_Énoncé du problème_. Reformulez sous forme de liste le paragraphe de l'entretien qui commence par « Depuis avril dernier », en conservant ses faits principaux.

_Passage_.
==========

3 questions à Elisabeth Morin-Chartier, eurodéputée :  « Mieux définir la rémunération »

Elisabeth Morin-Chartier est l'auteur d'un rapport sur les travailleurs détachés qui servira de base à l'évolution de la directive de 1996, largement dévoyée aujourd'hui. Jeudi dernier, elle a présenté ses premières préconisations devant la commission Emploi et Affaires sociales du Parlement européen.

Romain Mudrak

Le7.info

Comment menez-vous la concertation sur la question des travailleurs détachés ?
« Depuis avril dernier, je multiplie les rencontres avec les ministres du Travail de l'Union européenne et leurs conseillers. De nombreux pays s'intéressent au sujet. Je reçois aussi  les organisations patronales et salariales, dont certaines sont très spécialisées comme les pilotes de ligne. Les lobbies se mobilisent, particulièrement dans les pays de l'Est qui veulent peser sur cette directive. Pour autant, ils comprennent l'importance de cette réglementation car eux aussi commencent à être concurrencés par les salariés de Moldavie et d'Ukraine. Sur un autre plan, le fait que les eurodéputés m'aient élue une deuxième fois au poste de premier questeur montre qu'ils me font confiance. Cela pourrait peser sur le vote final. »

La rémunération est au cœur de votre projet de réforme...

==========

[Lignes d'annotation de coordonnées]
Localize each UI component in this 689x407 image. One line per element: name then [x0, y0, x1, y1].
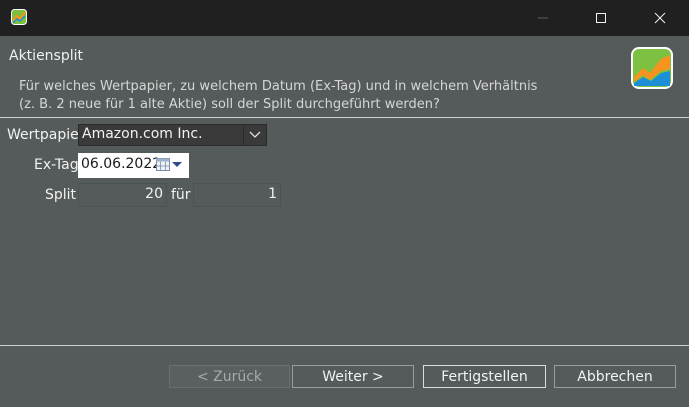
back-button[interactable]: < Zurück [169, 365, 290, 388]
maximize-button[interactable] [578, 0, 624, 36]
split-old-value: 1 [268, 186, 277, 202]
close-button[interactable] [637, 0, 683, 36]
finish-button[interactable]: Fertigstellen [423, 365, 546, 388]
split-new-input[interactable]: 20 [78, 183, 167, 207]
next-button[interactable]: Weiter > [292, 365, 414, 388]
dialog-content: Aktiensplit Für welches Wertpapier, zu w… [0, 36, 689, 407]
footer-separator [0, 345, 689, 346]
exdate-dropdown-icon[interactable] [172, 162, 182, 167]
close-icon [654, 12, 666, 24]
split-old-input[interactable]: 1 [193, 183, 281, 207]
split-label: Split [45, 187, 77, 203]
exdate-label: Ex-Tag [34, 157, 79, 173]
maximize-icon [596, 13, 606, 23]
page-title: Aktiensplit [9, 48, 83, 64]
minimize-button[interactable] [520, 0, 566, 36]
security-combobox[interactable]: Amazon.com Inc. [78, 124, 267, 146]
chevron-down-icon [249, 131, 261, 138]
title-bar[interactable] [0, 0, 689, 36]
dialog-window: Aktiensplit Für welches Wertpapier, zu w… [0, 0, 689, 407]
exdate-value: 06.06.2022 [81, 156, 162, 172]
description-line-1: Für welches Wertpapier, zu welchem Datum… [19, 79, 538, 94]
exdate-picker[interactable]: 06.06.2022 [78, 153, 189, 178]
calendar-icon[interactable] [156, 158, 170, 171]
split-new-value: 20 [145, 186, 163, 202]
split-for-label: für [171, 187, 191, 203]
security-label: Wertpapier [7, 127, 85, 143]
security-value: Amazon.com Inc. [82, 126, 203, 142]
security-dropdown-button[interactable] [243, 125, 266, 145]
page-description: Für welches Wertpapier, zu welchem Datum… [19, 78, 537, 114]
minimize-icon [538, 17, 548, 19]
app-logo-icon [11, 9, 27, 25]
app-logo-icon [631, 47, 673, 89]
cancel-button[interactable]: Abbrechen [554, 365, 676, 388]
description-line-2: (z. B. 2 neue für 1 alte Aktie) soll der… [19, 97, 440, 112]
header-separator [0, 117, 689, 118]
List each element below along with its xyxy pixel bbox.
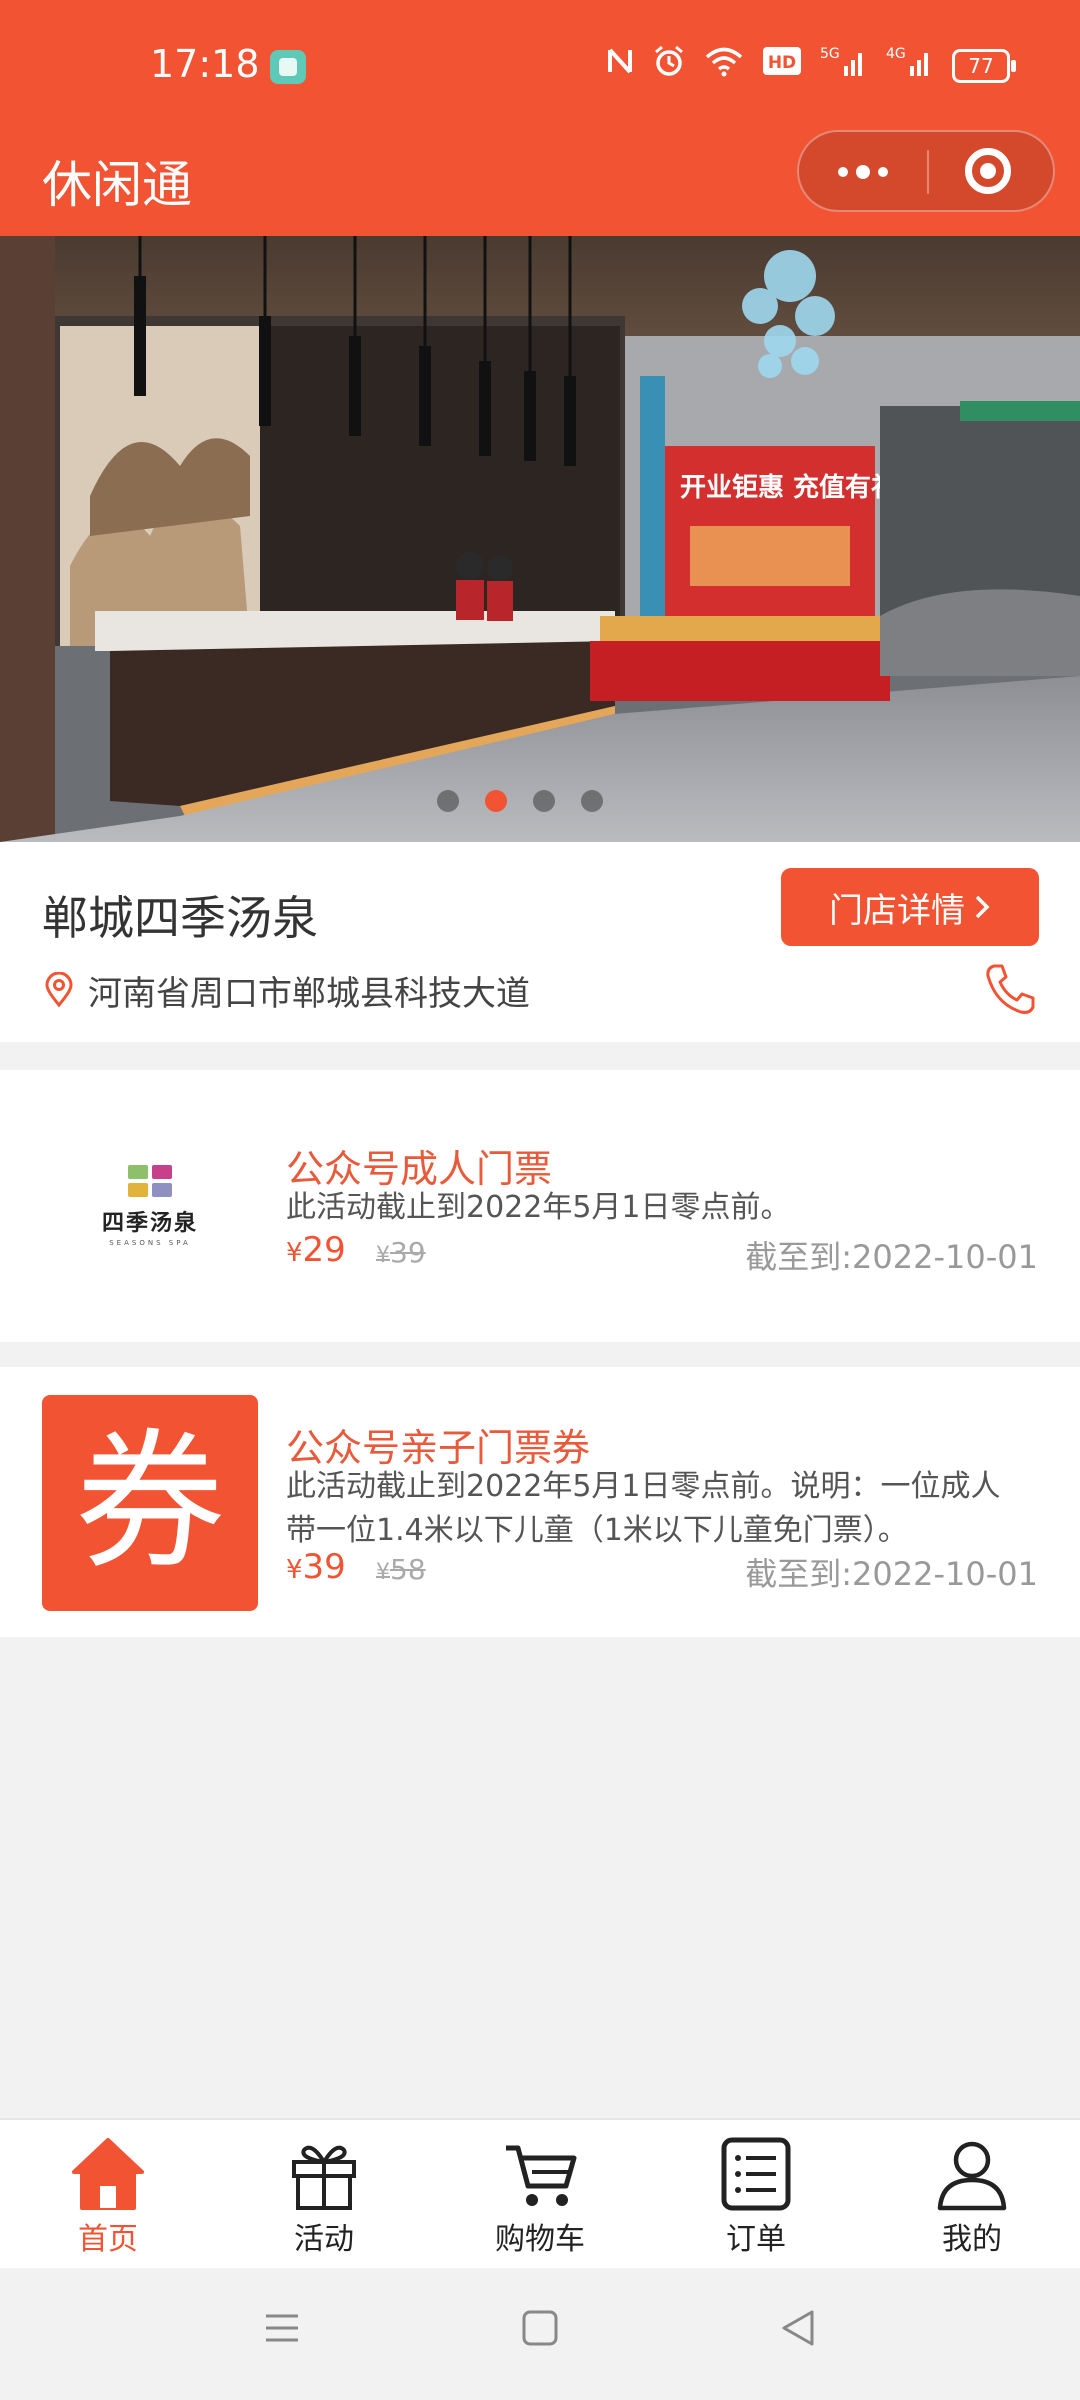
banner-sign-text: 开业钜惠 充值有礼 xyxy=(680,472,897,503)
item-price: ¥29 xyxy=(286,1230,346,1270)
item-expiry: 截至到:2022-10-01 xyxy=(745,1238,1038,1276)
store-name: 郸城四季汤泉 xyxy=(42,891,318,945)
bottom-tab-bar: 首页 活动 购物车 订单 我的 xyxy=(0,2118,1080,2270)
store-address: 河南省周口市郸城县科技大道 xyxy=(88,974,530,1014)
item-title: 公众号成人门票 xyxy=(286,1147,553,1191)
page-title: 休闲通 xyxy=(42,156,192,214)
back-icon[interactable] xyxy=(778,2308,818,2348)
tab-label: 订单 xyxy=(726,2222,786,2257)
item-description: 此活动截止到2022年5月1日零点前。说明：一位成人带一位1.4米以下儿童（1米… xyxy=(286,1469,1001,1548)
seasons-spa-logo: 四季汤泉 SEASONS SPA xyxy=(42,1098,258,1314)
home-square-icon[interactable] xyxy=(520,2308,560,2348)
menu-icon[interactable] xyxy=(262,2308,302,2348)
original-price-value: 58 xyxy=(390,1553,426,1586)
carousel-indicator xyxy=(0,790,1060,812)
cart-icon xyxy=(506,2145,577,2206)
tab-label: 首页 xyxy=(78,2222,138,2257)
wifi-icon xyxy=(704,45,744,87)
item-title: 公众号亲子门票券 xyxy=(286,1426,591,1470)
carousel-dot[interactable] xyxy=(581,790,603,812)
tab-activity[interactable]: 活动 xyxy=(216,2120,432,2270)
svg-text:5G: 5G xyxy=(820,46,840,62)
item-description: 此活动截止到2022年5月1日零点前。 xyxy=(286,1190,791,1225)
order-list-icon xyxy=(721,2137,791,2211)
store-detail-button[interactable]: 门店详情 xyxy=(781,868,1039,946)
user-icon xyxy=(937,2141,1007,2211)
original-price-value: 39 xyxy=(390,1236,426,1269)
ticket-item[interactable]: 券 公众号亲子门票券 此活动截止到2022年5月1日零点前。说明：一位成人带一位… xyxy=(0,1367,1080,1637)
phone-icon[interactable] xyxy=(984,962,1036,1016)
svg-text:4G: 4G xyxy=(886,46,906,62)
logo-text-en: SEASONS SPA xyxy=(109,1239,191,1247)
currency-symbol: ¥ xyxy=(376,1243,390,1268)
alarm-icon xyxy=(652,44,686,88)
signal-5g-icon: 5G xyxy=(820,44,868,88)
home-icon xyxy=(72,2138,144,2210)
store-info-card: 郸城四季汤泉 门店详情 河南省周口市郸城县科技大道 xyxy=(0,842,1080,1042)
svg-text:HD: HD xyxy=(768,53,796,73)
tab-label: 活动 xyxy=(294,2222,354,2257)
chevron-right-icon xyxy=(975,895,990,919)
currency-symbol: ¥ xyxy=(286,1238,303,1268)
lobby-photo: 开业钜惠 充值有礼 xyxy=(0,236,1080,842)
hd-icon: HD xyxy=(762,45,802,87)
capsule-divider xyxy=(927,150,929,194)
tab-orders[interactable]: 订单 xyxy=(648,2120,864,2270)
original-price: ¥58 xyxy=(376,1553,426,1586)
nfc-icon xyxy=(606,44,634,88)
price-value: 29 xyxy=(302,1230,346,1270)
gift-icon xyxy=(292,2145,356,2210)
mini-program-capsule xyxy=(797,130,1055,212)
more-dots-icon[interactable] xyxy=(833,158,893,186)
logo-squares-icon xyxy=(128,1165,172,1197)
notification-app-icon xyxy=(270,50,306,84)
currency-symbol: ¥ xyxy=(376,1560,390,1585)
status-time: 17:18 xyxy=(150,42,260,86)
logo-text-cn: 四季汤泉 xyxy=(101,1211,198,1236)
tab-label: 购物车 xyxy=(495,2222,585,2257)
carousel-dot-active[interactable] xyxy=(485,790,507,812)
tab-home[interactable]: 首页 xyxy=(0,2120,216,2270)
coupon-thumbnail: 券 xyxy=(42,1395,258,1611)
price-value: 39 xyxy=(302,1547,346,1587)
carousel-dot[interactable] xyxy=(533,790,555,812)
signal-4g-icon: 4G xyxy=(886,44,934,88)
ticket-item[interactable]: 四季汤泉 SEASONS SPA 公众号成人门票 此活动截止到2022年5月1日… xyxy=(0,1070,1080,1342)
store-banner-carousel[interactable]: 开业钜惠 充值有礼 xyxy=(0,236,1080,842)
currency-symbol: ¥ xyxy=(286,1555,303,1585)
tab-mine[interactable]: 我的 xyxy=(864,2120,1080,2270)
item-expiry: 截至到:2022-10-01 xyxy=(745,1555,1038,1593)
tab-cart[interactable]: 购物车 xyxy=(432,2120,648,2270)
app-header: 17:18 HD 5G 4G 77 休闲通 xyxy=(0,0,1080,236)
status-icons: HD 5G 4G 77 xyxy=(606,44,1016,88)
system-nav-bar xyxy=(0,2268,1080,2400)
tab-label: 我的 xyxy=(942,2222,1002,2257)
item-price: ¥39 xyxy=(286,1547,346,1587)
location-pin-icon xyxy=(45,972,73,1008)
store-detail-label: 门店详情 xyxy=(829,890,965,931)
close-target-icon[interactable] xyxy=(965,148,1011,194)
battery-icon: 77 xyxy=(952,49,1016,83)
original-price: ¥39 xyxy=(376,1236,426,1269)
carousel-dot[interactable] xyxy=(437,790,459,812)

==========

_Résultat attendu_.
- Depuis avril, Elisabeth Morin-Chartier multiplie les rencontres avec les ministres du Travail de l'Union européenne et leurs conseillers. De nombreux pays s'intéressent au sujet.
- Elle reçoit aussi les organisations patronales et salariales, dont certaines sont très spécialisées, comme celles des pilotes de ligne.
- Les lobbies se mobilisent, surtout dans les pays de l'Est, qui veulent peser sur la directive.
- Ces pays comprennent toutefois l'importance de la réglementation, car ils commencent eux aussi à être concurrencés par des salariés de Moldavie et d'Ukraine.
- Sa réélection au poste de premier questeur montre la confiance des eurodéputés et pourrait peser sur le vote final.